Records to process =>
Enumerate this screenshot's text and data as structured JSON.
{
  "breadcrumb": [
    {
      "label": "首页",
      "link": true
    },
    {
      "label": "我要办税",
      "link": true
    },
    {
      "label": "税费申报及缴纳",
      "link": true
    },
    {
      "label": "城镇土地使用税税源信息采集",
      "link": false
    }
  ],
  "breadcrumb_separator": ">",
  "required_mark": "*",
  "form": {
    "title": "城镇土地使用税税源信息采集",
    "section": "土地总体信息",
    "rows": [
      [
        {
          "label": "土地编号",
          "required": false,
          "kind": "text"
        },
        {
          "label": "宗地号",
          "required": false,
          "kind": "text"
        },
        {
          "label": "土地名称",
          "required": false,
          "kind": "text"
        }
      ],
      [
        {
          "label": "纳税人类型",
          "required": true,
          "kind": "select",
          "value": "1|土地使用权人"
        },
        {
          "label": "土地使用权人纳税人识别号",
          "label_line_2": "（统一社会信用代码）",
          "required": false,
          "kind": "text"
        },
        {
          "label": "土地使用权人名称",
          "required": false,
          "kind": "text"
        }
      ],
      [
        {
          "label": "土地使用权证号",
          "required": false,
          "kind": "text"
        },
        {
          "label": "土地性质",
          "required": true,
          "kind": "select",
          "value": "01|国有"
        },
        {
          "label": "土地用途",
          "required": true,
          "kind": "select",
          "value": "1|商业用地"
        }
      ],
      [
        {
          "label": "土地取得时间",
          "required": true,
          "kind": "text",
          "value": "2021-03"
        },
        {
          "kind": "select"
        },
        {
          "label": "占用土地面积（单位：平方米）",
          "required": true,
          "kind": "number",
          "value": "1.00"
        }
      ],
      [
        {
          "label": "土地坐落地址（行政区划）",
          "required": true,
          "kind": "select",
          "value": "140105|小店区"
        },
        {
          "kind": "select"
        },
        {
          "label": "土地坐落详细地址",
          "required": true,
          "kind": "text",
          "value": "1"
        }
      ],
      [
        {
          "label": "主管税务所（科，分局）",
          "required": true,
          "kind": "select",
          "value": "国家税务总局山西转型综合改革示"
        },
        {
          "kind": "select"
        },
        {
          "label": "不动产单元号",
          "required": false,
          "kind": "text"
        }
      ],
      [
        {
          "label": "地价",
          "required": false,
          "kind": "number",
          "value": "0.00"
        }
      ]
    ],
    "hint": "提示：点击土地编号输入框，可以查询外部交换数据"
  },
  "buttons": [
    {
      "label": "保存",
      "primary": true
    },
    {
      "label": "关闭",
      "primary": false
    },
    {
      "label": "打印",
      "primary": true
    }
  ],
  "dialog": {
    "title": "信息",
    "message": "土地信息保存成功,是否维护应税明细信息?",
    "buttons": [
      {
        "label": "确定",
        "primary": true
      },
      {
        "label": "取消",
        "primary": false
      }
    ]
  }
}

Your instructions => Give only the number of lines in the entries above that contain the string "value".

Result for this exercise => 9